- _Requirements_
Sort through the entries below and pull out lines containing the word "Cæſar".

☆ ☆ ☆ ☆ ☆

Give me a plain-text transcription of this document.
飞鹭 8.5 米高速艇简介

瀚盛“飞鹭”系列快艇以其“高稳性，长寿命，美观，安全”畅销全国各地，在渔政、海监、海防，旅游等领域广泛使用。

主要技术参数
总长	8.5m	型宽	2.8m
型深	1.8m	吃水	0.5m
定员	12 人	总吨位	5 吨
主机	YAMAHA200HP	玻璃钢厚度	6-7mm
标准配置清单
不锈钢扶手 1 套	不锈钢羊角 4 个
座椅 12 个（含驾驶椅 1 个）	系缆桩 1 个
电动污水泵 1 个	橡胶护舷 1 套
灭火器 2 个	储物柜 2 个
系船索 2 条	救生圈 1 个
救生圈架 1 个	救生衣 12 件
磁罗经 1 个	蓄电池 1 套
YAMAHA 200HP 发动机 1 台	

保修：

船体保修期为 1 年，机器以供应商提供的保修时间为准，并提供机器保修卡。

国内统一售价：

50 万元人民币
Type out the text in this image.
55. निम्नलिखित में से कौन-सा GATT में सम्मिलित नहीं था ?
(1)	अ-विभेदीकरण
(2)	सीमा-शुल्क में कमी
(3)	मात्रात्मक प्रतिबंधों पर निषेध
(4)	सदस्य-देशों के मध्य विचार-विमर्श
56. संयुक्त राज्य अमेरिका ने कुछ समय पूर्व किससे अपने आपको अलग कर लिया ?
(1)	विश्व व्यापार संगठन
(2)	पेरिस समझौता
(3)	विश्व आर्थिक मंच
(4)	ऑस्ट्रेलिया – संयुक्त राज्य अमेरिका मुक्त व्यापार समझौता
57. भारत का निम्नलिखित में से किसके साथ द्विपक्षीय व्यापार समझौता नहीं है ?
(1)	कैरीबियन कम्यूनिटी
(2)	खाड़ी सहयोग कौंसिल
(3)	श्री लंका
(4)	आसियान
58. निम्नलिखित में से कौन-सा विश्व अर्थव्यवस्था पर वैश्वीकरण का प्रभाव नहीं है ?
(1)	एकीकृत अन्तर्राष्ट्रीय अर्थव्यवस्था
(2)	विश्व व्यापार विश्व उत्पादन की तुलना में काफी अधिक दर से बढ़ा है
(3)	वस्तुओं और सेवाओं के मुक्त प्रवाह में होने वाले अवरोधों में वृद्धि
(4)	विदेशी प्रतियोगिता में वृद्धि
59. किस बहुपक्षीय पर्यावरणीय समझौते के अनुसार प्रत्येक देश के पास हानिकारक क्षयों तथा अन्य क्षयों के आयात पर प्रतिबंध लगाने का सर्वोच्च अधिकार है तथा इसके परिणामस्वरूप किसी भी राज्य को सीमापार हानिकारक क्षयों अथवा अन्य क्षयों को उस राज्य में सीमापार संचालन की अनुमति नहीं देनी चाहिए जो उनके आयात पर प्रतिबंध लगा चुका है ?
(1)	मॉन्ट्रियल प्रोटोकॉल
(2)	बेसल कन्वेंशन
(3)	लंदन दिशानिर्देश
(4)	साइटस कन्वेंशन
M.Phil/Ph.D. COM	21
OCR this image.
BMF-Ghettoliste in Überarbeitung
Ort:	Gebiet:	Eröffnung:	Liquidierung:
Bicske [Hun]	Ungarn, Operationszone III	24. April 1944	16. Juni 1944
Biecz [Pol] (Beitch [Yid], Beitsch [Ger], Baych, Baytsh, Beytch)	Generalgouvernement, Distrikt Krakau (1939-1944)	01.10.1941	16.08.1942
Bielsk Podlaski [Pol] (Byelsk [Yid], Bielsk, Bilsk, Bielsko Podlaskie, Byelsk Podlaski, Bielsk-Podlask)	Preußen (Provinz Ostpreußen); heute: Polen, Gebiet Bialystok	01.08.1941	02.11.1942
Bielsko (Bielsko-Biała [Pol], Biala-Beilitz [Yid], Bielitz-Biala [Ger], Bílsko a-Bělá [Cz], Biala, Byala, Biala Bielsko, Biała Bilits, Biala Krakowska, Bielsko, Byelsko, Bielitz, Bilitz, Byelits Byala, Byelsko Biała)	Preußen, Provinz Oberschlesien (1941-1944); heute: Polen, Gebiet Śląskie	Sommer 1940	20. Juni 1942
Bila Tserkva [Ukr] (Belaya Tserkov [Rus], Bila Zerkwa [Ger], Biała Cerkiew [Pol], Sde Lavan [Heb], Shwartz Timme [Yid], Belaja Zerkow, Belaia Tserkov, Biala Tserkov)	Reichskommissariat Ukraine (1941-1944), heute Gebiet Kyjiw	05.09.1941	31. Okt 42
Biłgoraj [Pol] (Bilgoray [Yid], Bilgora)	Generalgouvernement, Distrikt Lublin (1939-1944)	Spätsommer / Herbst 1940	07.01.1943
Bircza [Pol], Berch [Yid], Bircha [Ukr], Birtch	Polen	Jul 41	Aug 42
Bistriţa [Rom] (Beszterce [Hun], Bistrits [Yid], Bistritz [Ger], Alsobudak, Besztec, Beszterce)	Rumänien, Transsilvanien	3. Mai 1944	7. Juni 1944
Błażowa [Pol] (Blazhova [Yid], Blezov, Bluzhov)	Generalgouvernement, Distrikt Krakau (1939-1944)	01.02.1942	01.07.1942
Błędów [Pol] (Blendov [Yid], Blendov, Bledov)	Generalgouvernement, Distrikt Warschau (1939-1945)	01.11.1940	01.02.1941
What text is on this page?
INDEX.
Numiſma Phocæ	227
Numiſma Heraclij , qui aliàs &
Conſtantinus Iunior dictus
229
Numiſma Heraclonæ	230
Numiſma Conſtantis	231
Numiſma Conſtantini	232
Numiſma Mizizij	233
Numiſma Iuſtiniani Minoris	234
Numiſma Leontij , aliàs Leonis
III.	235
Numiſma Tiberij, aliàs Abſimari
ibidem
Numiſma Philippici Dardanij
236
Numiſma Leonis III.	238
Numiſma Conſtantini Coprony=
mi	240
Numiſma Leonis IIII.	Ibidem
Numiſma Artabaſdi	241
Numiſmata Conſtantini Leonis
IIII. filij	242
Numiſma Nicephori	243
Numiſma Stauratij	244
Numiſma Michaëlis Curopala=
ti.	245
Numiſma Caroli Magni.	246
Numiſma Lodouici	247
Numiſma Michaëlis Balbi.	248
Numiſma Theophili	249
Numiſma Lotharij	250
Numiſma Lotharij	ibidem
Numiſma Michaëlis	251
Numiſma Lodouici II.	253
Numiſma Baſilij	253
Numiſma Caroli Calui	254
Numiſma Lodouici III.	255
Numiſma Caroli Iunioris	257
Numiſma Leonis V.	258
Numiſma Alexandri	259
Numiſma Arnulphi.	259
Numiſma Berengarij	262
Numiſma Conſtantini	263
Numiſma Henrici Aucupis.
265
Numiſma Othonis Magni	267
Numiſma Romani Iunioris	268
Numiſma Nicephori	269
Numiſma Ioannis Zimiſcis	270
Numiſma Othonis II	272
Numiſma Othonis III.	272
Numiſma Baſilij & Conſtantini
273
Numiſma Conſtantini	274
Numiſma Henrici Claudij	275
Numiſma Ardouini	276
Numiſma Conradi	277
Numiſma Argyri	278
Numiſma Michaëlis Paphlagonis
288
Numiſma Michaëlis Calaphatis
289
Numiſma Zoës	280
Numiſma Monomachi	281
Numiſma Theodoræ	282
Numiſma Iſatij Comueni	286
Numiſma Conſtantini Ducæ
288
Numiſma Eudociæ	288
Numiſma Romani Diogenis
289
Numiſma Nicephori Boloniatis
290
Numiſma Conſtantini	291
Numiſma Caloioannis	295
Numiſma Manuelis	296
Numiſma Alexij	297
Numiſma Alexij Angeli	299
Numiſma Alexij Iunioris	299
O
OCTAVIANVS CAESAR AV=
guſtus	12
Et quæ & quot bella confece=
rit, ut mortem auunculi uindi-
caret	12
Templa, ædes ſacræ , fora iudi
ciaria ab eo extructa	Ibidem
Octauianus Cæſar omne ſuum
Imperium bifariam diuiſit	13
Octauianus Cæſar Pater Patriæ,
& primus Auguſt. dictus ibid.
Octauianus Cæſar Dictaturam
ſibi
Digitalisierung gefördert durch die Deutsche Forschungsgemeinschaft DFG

☆ ☆ ☆ ☆ ☆

- _Problem solution_
Octauianus Cæſar omne ſuum
Octauianus Cæſar Pater Patriæ,
Octauianus Cæſar Dictaturam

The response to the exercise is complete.